RECORDS FOR THIS TASK:
************

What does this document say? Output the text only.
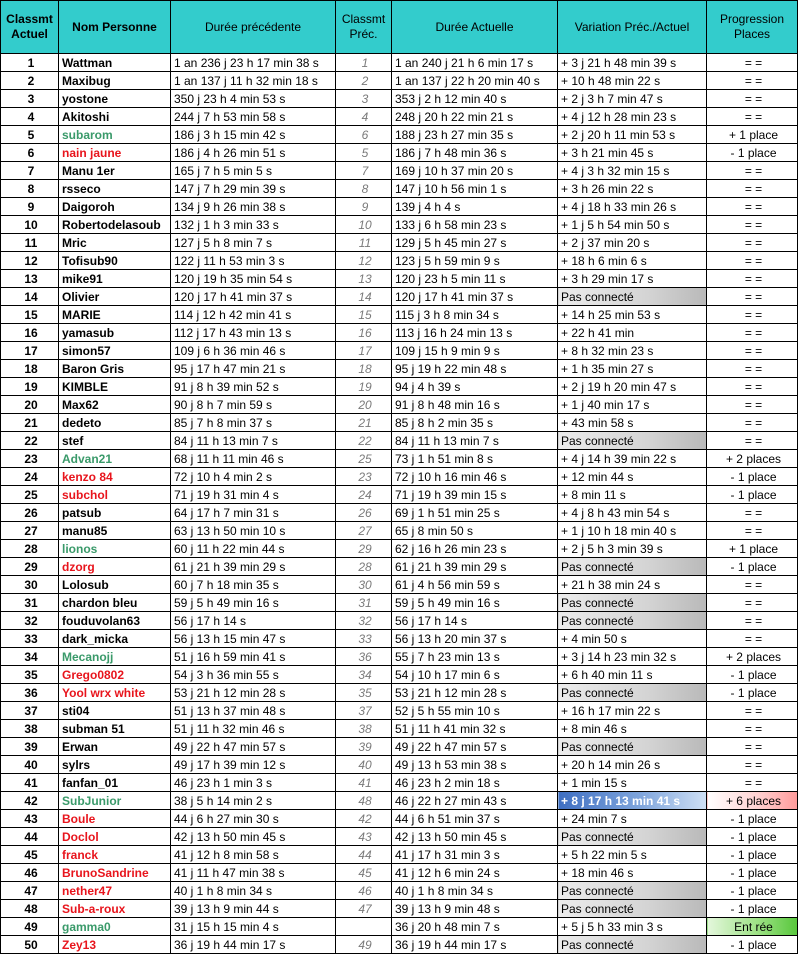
Classmt Actuel	Nom Personne	Durée précédente	Classmt Préc.	Durée Actuelle	Variation Préc./Actuel	Progression Places
1	Wattman	1 an 236 j 23 h 17 min 38 s	1	1 an 240 j 21 h 6 min 17 s	+ 3 j 21 h 48 min 39 s	= =
2	Maxibug	1 an 137 j 11 h 32 min 18 s	2	1 an 137 j 22 h 20 min 40 s	+ 10 h 48 min 22 s	= =
3	yostone	350 j 23 h 4 min 53 s	3	353 j 2 h 12 min 40 s	+ 2 j 3 h 7 min 47 s	= =
4	Akitoshi	244 j 7 h 53 min 58 s	4	248 j 20 h 22 min 21 s	+ 4 j 12 h 28 min 23 s	= =
5	subarom	186 j 3 h 15 min 42 s	6	188 j 23 h 27 min 35 s	+ 2 j 20 h 11 min 53 s	+ 1 place
6	nain jaune	186 j 4 h 26 min 51 s	5	186 j 7 h 48 min 36 s	+ 3 h 21 min 45 s	- 1 place
7	Manu 1er	165 j 7 h 5 min 5 s	7	169 j 10 h 37 min 20 s	+ 4 j 3 h 32 min 15 s	= =
8	rsseco	147 j 7 h 29 min 39 s	8	147 j 10 h 56 min 1 s	+ 3 h 26 min 22 s	= =
9	Daigoroh	134 j 9 h 26 min 38 s	9	139 j 4 h 4 s	+ 4 j 18 h 33 min 26 s	= =
10	Robertodelasoub	132 j 1 h 3 min 33 s	10	133 j 6 h 58 min 23 s	+ 1 j 5 h 54 min 50 s	= =
11	Mric	127 j 5 h 8 min 7 s	11	129 j 5 h 45 min 27 s	+ 2 j 37 min 20 s	= =
12	Tofisub90	122 j 11 h 53 min 3 s	12	123 j 5 h 59 min 9 s	+ 18 h 6 min 6 s	= =
13	mike91	120 j 19 h 35 min 54 s	13	120 j 23 h 5 min 11 s	+ 3 h 29 min 17 s	= =
14	Olivier	120 j 17 h 41 min 37 s	14	120 j 17 h 41 min 37 s	Pas connecté	= =
15	MARIE	114 j 12 h 42 min 41 s	15	115 j 3 h 8 min 34 s	+ 14 h 25 min 53 s	= =
16	yamasub	112 j 17 h 43 min 13 s	16	113 j 16 h 24 min 13 s	+ 22 h 41 min	= =
17	simon57	109 j 6 h 36 min 46 s	17	109 j 15 h 9 min 9 s	+ 8 h 32 min 23 s	= =
18	Baron Gris	95 j 17 h 47 min 21 s	18	95 j 19 h 22 min 48 s	+ 1 h 35 min 27 s	= =
19	KIMBLE	91 j 8 h 39 min 52 s	19	94 j 4 h 39 s	+ 2 j 19 h 20 min 47 s	= =
20	Max62	90 j 8 h 7 min 59 s	20	91 j 8 h 48 min 16 s	+ 1 j 40 min 17 s	= =
21	dedeto	85 j 7 h 8 min 37 s	21	85 j 8 h 2 min 35 s	+ 43 min 58 s	= =
22	stef	84 j 11 h 13 min 7 s	22	84 j 11 h 13 min 7 s	Pas connecté	= =
23	Advan21	68 j 11 h 11 min 46 s	25	73 j 1 h 51 min 8 s	+ 4 j 14 h 39 min 22 s	+ 2 places
24	kenzo 84	72 j 10 h 4 min 2 s	23	72 j 10 h 16 min 46 s	+ 12 min 44 s	- 1 place
25	subchol	71 j 19 h 31 min 4 s	24	71 j 19 h 39 min 15 s	+ 8 min 11 s	- 1 place
26	patsub	64 j 17 h 7 min 31 s	26	69 j 1 h 51 min 25 s	+ 4 j 8 h 43 min 54 s	= =
27	manu85	63 j 13 h 50 min 10 s	27	65 j 8 min 50 s	+ 1 j 10 h 18 min 40 s	= =
28	lionos	60 j 11 h 22 min 44 s	29	62 j 16 h 26 min 23 s	+ 2 j 5 h 3 min 39 s	+ 1 place
29	dzorg	61 j 21 h 39 min 29 s	28	61 j 21 h 39 min 29 s	Pas connecté	- 1 place
30	Lolosub	60 j 7 h 18 min 35 s	30	61 j 4 h 56 min 59 s	+ 21 h 38 min 24 s	= =
31	chardon bleu	59 j 5 h 49 min 16 s	31	59 j 5 h 49 min 16 s	Pas connecté	= =
32	fouduvolan63	56 j 17 h 14 s	32	56 j 17 h 14 s	Pas connecté	= =
33	dark_micka	56 j 13 h 15 min 47 s	33	56 j 13 h 20 min 37 s	+ 4 min 50 s	= =
34	Mecanojj	51 j 16 h 59 min 41 s	36	55 j 7 h 23 min 13 s	+ 3 j 14 h 23 min 32 s	+ 2 places
35	Grego0802	54 j 3 h 36 min 55 s	34	54 j 10 h 17 min 6 s	+ 6 h 40 min 11 s	- 1 place
36	Yool wrx white	53 j 21 h 12 min 28 s	35	53 j 21 h 12 min 28 s	Pas connecté	- 1 place
37	sti04	51 j 13 h 37 min 48 s	37	52 j 5 h 55 min 10 s	+ 16 h 17 min 22 s	= =
38	subman 51	51 j 11 h 32 min 46 s	38	51 j 11 h 41 min 32 s	+ 8 min 46 s	= =
39	Erwan	49 j 22 h 47 min 57 s	39	49 j 22 h 47 min 57 s	Pas connecté	= =
40	sylrs	49 j 17 h 39 min 12 s	40	49 j 13 h 53 min 38 s	+ 20 h 14 min 26 s	= =
41	fanfan_01	46 j 23 h 1 min 3 s	41	46 j 23 h 2 min 18 s	+ 1 min 15 s	= =
42	SubJunior	38 j 5 h 14 min 2 s	48	46 j 22 h 27 min 43 s	+ 8 j 17 h 13 min 41 s	+ 6 places
43	Boule	44 j 6 h 27 min 30 s	42	44 j 6 h 51 min 37 s	+ 24 min 7 s	- 1 place
44	Doclol	42 j 13 h 50 min 45 s	43	42 j 13 h 50 min 45 s	Pas connecté	- 1 place
45	franck	41 j 12 h 8 min 58 s	44	41 j 17 h 31 min 3 s	+ 5 h 22 min 5 s	- 1 place
46	BrunoSandrine	41 j 11 h 47 min 38 s	45	41 j 12 h 6 min 24 s	+ 18 min 46 s	- 1 place
47	nether47	40 j 1 h 8 min 34 s	46	40 j 1 h 8 min 34 s	Pas connecté	- 1 place
48	Sub-a-roux	39 j 13 h 9 min 44 s	47	39 j 13 h 9 min 48 s	Pas connecté	- 1 place
49	gamma0	31 j 15 h 15 min 4 s		36 j 20 h 48 min 7 s	+ 5 j 5 h 33 min 3 s	Ent rée
50	Zey13	36 j 19 h 44 min 17 s	49	36 j 19 h 44 min 17 s	Pas connecté	- 1 place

************

Your task is to transcribe all of the records precisely, with no images included.

SOLUTION BELOW:
What does this document say? Output the text only.
Classmt Actuel	Nom Personne	Durée précédente	Classmt Préc.	Durée Actuelle	Variation Préc./Actuel	Progression Places
1	Wattman	1 an 236 j 23 h 17 min 38 s	1	1 an 240 j 21 h 6 min 17 s	+ 3 j 21 h 48 min 39 s	= =
2	Maxibug	1 an 137 j 11 h 32 min 18 s	2	1 an 137 j 22 h 20 min 40 s	+ 10 h 48 min 22 s	= =
3	yostone	350 j 23 h 4 min 53 s	3	353 j 2 h 12 min 40 s	+ 2 j 3 h 7 min 47 s	= =
4	Akitoshi	244 j 7 h 53 min 58 s	4	248 j 20 h 22 min 21 s	+ 4 j 12 h 28 min 23 s	= =
5	subarom	186 j 3 h 15 min 42 s	6	188 j 23 h 27 min 35 s	+ 2 j 20 h 11 min 53 s	+ 1 place
6	nain jaune	186 j 4 h 26 min 51 s	5	186 j 7 h 48 min 36 s	+ 3 h 21 min 45 s	- 1 place
7	Manu 1er	165 j 7 h 5 min 5 s	7	169 j 10 h 37 min 20 s	+ 4 j 3 h 32 min 15 s	= =
8	rsseco	147 j 7 h 29 min 39 s	8	147 j 10 h 56 min 1 s	+ 3 h 26 min 22 s	= =
9	Daigoroh	134 j 9 h 26 min 38 s	9	139 j 4 h 4 s	+ 4 j 18 h 33 min 26 s	= =
10	Robertodelasoub	132 j 1 h 3 min 33 s	10	133 j 6 h 58 min 23 s	+ 1 j 5 h 54 min 50 s	= =
11	Mric	127 j 5 h 8 min 7 s	11	129 j 5 h 45 min 27 s	+ 2 j 37 min 20 s	= =
12	Tofisub90	122 j 11 h 53 min 3 s	12	123 j 5 h 59 min 9 s	+ 18 h 6 min 6 s	= =
13	mike91	120 j 19 h 35 min 54 s	13	120 j 23 h 5 min 11 s	+ 3 h 29 min 17 s	= =
14	Olivier	120 j 17 h 41 min 37 s	14	120 j 17 h 41 min 37 s	Pas connecté	= =
15	MARIE	114 j 12 h 42 min 41 s	15	115 j 3 h 8 min 34 s	+ 14 h 25 min 53 s	= =
16	yamasub	112 j 17 h 43 min 13 s	16	113 j 16 h 24 min 13 s	+ 22 h 41 min	= =
17	simon57	109 j 6 h 36 min 46 s	17	109 j 15 h 9 min 9 s	+ 8 h 32 min 23 s	= =
18	Baron Gris	95 j 17 h 47 min 21 s	18	95 j 19 h 22 min 48 s	+ 1 h 35 min 27 s	= =
19	KIMBLE	91 j 8 h 39 min 52 s	19	94 j 4 h 39 s	+ 2 j 19 h 20 min 47 s	= =
20	Max62	90 j 8 h 7 min 59 s	20	91 j 8 h 48 min 16 s	+ 1 j 40 min 17 s	= =
21	dedeto	85 j 7 h 8 min 37 s	21	85 j 8 h 2 min 35 s	+ 43 min 58 s	= =
22	stef	84 j 11 h 13 min 7 s	22	84 j 11 h 13 min 7 s	Pas connecté	= =
23	Advan21	68 j 11 h 11 min 46 s	25	73 j 1 h 51 min 8 s	+ 4 j 14 h 39 min 22 s	+ 2 places
24	kenzo 84	72 j 10 h 4 min 2 s	23	72 j 10 h 16 min 46 s	+ 12 min 44 s	- 1 place
25	subchol	71 j 19 h 31 min 4 s	24	71 j 19 h 39 min 15 s	+ 8 min 11 s	- 1 place
26	patsub	64 j 17 h 7 min 31 s	26	69 j 1 h 51 min 25 s	+ 4 j 8 h 43 min 54 s	= =
27	manu85	63 j 13 h 50 min 10 s	27	65 j 8 min 50 s	+ 1 j 10 h 18 min 40 s	= =
28	lionos	60 j 11 h 22 min 44 s	29	62 j 16 h 26 min 23 s	+ 2 j 5 h 3 min 39 s	+ 1 place
29	dzorg	61 j 21 h 39 min 29 s	28	61 j 21 h 39 min 29 s	Pas connecté	- 1 place
30	Lolosub	60 j 7 h 18 min 35 s	30	61 j 4 h 56 min 59 s	+ 21 h 38 min 24 s	= =
31	chardon bleu	59 j 5 h 49 min 16 s	31	59 j 5 h 49 min 16 s	Pas connecté	= =
32	fouduvolan63	56 j 17 h 14 s	32	56 j 17 h 14 s	Pas connecté	= =
33	dark_micka	56 j 13 h 15 min 47 s	33	56 j 13 h 20 min 37 s	+ 4 min 50 s	= =
34	Mecanojj	51 j 16 h 59 min 41 s	36	55 j 7 h 23 min 13 s	+ 3 j 14 h 23 min 32 s	+ 2 places
35	Grego0802	54 j 3 h 36 min 55 s	34	54 j 10 h 17 min 6 s	+ 6 h 40 min 11 s	- 1 place
36	Yool wrx white	53 j 21 h 12 min 28 s	35	53 j 21 h 12 min 28 s	Pas connecté	- 1 place
37	sti04	51 j 13 h 37 min 48 s	37	52 j 5 h 55 min 10 s	+ 16 h 17 min 22 s	= =
38	subman 51	51 j 11 h 32 min 46 s	38	51 j 11 h 41 min 32 s	+ 8 min 46 s	= =
39	Erwan	49 j 22 h 47 min 57 s	39	49 j 22 h 47 min 57 s	Pas connecté	= =
40	sylrs	49 j 17 h 39 min 12 s	40	49 j 13 h 53 min 38 s	+ 20 h 14 min 26 s	= =
41	fanfan_01	46 j 23 h 1 min 3 s	41	46 j 23 h 2 min 18 s	+ 1 min 15 s	= =
42	SubJunior	38 j 5 h 14 min 2 s	48	46 j 22 h 27 min 43 s	+ 8 j 17 h 13 min 41 s	+ 6 places
43	Boule	44 j 6 h 27 min 30 s	42	44 j 6 h 51 min 37 s	+ 24 min 7 s	- 1 place
44	Doclol	42 j 13 h 50 min 45 s	43	42 j 13 h 50 min 45 s	Pas connecté	- 1 place
45	franck	41 j 12 h 8 min 58 s	44	41 j 17 h 31 min 3 s	+ 5 h 22 min 5 s	- 1 place
46	BrunoSandrine	41 j 11 h 47 min 38 s	45	41 j 12 h 6 min 24 s	+ 18 min 46 s	- 1 place
47	nether47	40 j 1 h 8 min 34 s	46	40 j 1 h 8 min 34 s	Pas connecté	- 1 place
48	Sub-a-roux	39 j 13 h 9 min 44 s	47	39 j 13 h 9 min 48 s	Pas connecté	- 1 place
49	gamma0	31 j 15 h 15 min 4 s		36 j 20 h 48 min 7 s	+ 5 j 5 h 33 min 3 s	Ent rée
50	Zey13	36 j 19 h 44 min 17 s	49	36 j 19 h 44 min 17 s	Pas connecté	- 1 place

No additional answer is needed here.